== Data for processing

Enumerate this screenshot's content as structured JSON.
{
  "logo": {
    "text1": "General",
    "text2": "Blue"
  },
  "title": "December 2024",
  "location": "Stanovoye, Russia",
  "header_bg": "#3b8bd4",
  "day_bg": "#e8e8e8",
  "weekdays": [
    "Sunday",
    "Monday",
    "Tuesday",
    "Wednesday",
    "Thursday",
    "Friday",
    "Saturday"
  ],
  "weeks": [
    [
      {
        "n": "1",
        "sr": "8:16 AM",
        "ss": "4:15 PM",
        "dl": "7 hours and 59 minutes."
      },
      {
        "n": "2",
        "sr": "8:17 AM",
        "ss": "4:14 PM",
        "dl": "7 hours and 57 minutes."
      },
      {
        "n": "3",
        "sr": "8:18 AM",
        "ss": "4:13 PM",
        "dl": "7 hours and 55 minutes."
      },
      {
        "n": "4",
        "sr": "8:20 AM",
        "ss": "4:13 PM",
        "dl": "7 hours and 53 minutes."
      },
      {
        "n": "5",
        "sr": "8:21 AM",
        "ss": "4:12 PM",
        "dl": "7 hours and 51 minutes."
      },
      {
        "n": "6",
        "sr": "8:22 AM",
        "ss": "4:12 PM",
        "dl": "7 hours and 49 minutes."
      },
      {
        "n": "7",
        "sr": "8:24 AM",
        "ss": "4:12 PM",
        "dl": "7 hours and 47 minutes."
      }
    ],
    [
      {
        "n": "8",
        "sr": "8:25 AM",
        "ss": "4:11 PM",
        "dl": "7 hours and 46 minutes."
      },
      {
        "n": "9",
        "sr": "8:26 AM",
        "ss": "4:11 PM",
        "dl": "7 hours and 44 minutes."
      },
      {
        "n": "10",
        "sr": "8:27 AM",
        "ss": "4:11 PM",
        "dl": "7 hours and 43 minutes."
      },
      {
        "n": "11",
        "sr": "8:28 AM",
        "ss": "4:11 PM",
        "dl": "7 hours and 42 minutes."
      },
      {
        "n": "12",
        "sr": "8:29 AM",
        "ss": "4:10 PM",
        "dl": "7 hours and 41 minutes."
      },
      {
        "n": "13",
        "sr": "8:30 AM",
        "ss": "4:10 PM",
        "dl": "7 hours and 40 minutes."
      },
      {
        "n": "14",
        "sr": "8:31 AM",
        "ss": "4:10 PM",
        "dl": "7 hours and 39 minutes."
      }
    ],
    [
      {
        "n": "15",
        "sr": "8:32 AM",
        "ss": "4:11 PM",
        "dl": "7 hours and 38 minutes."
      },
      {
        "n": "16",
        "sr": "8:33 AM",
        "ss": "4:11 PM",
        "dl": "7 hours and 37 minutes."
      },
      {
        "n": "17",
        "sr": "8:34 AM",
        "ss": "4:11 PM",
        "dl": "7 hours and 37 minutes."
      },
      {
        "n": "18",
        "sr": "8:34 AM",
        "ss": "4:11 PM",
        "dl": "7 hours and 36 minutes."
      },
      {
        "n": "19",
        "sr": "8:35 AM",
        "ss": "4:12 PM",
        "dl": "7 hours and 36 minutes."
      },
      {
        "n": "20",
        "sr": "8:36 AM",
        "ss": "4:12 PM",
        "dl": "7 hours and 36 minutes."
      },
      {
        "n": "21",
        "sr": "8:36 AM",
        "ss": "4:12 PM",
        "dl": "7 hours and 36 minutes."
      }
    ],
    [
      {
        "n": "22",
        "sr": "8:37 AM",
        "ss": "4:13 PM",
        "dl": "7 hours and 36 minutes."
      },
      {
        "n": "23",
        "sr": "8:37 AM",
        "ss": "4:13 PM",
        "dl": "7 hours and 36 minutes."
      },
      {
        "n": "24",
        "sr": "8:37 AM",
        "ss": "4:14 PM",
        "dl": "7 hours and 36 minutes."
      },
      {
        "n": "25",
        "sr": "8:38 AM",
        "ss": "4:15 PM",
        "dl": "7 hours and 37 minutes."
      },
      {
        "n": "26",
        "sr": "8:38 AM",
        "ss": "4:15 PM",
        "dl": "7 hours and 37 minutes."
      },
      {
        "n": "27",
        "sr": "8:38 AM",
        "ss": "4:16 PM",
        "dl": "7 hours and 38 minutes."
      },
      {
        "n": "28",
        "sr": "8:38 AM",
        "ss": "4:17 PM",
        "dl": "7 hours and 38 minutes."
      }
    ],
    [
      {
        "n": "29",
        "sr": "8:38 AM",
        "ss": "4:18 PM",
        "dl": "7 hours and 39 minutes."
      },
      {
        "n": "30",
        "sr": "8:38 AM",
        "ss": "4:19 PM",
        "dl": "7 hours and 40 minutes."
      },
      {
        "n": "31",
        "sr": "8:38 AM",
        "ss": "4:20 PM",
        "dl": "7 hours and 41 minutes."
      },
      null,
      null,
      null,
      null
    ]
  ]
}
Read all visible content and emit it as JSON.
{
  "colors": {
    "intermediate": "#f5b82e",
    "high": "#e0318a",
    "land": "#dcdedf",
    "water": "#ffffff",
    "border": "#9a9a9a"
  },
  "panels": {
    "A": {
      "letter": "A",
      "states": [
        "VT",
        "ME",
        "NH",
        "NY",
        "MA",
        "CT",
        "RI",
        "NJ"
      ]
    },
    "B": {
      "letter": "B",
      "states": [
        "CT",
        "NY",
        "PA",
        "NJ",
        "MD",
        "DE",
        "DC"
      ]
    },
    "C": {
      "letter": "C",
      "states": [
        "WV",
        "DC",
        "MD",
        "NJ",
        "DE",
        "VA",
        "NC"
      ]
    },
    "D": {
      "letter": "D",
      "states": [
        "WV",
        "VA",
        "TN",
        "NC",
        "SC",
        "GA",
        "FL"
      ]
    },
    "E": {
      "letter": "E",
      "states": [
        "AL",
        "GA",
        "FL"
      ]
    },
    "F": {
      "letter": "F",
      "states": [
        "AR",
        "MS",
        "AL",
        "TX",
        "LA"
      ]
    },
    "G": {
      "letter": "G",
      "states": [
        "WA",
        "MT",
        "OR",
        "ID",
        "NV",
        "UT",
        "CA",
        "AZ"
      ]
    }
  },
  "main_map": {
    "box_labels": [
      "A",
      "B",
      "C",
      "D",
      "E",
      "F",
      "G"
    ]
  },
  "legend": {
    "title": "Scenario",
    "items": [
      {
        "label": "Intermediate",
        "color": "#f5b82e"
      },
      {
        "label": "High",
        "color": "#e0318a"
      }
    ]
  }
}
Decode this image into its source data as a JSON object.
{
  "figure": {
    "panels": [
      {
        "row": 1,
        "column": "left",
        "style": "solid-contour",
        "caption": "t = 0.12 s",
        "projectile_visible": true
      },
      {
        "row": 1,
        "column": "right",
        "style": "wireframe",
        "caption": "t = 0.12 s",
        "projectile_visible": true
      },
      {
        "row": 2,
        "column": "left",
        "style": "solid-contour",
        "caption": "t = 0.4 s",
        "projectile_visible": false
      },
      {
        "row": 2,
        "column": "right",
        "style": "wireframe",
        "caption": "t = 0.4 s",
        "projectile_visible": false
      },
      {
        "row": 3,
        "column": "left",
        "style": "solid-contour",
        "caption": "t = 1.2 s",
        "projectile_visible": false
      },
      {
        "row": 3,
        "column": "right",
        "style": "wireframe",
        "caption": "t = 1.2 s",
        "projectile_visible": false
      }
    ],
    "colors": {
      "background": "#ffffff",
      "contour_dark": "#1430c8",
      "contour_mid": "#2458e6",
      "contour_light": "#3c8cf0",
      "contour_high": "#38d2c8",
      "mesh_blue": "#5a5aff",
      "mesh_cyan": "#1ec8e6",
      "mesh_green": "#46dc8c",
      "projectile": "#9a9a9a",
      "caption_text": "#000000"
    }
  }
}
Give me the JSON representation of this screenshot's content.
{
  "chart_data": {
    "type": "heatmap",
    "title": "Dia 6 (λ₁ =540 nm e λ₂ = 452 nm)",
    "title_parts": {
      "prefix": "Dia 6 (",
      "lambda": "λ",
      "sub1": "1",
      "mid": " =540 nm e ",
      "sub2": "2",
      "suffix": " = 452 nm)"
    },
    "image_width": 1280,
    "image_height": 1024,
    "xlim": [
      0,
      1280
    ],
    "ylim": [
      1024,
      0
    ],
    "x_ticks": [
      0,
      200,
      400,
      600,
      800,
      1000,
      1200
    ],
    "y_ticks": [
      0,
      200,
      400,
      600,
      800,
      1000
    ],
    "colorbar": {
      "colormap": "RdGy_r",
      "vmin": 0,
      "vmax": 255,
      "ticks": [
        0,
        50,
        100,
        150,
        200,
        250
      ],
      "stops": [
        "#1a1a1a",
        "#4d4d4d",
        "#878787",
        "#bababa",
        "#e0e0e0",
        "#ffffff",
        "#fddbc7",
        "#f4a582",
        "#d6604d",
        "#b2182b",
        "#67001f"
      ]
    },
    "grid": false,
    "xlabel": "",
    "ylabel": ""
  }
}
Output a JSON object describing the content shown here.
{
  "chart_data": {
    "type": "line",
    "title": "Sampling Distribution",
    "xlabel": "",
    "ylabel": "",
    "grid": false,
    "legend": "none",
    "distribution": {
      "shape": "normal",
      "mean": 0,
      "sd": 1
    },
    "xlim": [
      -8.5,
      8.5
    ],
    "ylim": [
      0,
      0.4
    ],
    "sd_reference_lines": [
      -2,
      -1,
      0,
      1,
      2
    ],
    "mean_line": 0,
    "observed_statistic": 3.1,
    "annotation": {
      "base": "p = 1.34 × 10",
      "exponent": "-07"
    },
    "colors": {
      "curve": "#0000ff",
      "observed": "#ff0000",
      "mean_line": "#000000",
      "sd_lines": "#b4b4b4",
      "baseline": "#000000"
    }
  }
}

====

### Task to complete:
With the line containing "Output a JSON" as the first and the last line of the records as the final one, print exactly the lines in that span.

### Response:
Output a JSON object describing the content shown here.
{
  "chart_data": {
    "type": "line",
    "title": "Sampling Distribution",
    "xlabel": "",
    "ylabel": "",
    "grid": false,
    "legend": "none",
    "distribution": {
      "shape": "normal",
      "mean": 0,
      "sd": 1
    },
    "xlim": [
      -8.5,
      8.5
    ],
    "ylim": [
      0,
      0.4
    ],
    "sd_reference_lines": [
      -2,
      -1,
      0,
      1,
      2
    ],
    "mean_line": 0,
    "observed_statistic": 3.1,
    "annotation": {
      "base": "p = 1.34 × 10",
      "exponent": "-07"
    },
    "colors": {
      "curve": "#0000ff",
      "observed": "#ff0000",
      "mean_line": "#000000",
      "sd_lines": "#b4b4b4",
      "baseline": "#000000"
    }
  }
}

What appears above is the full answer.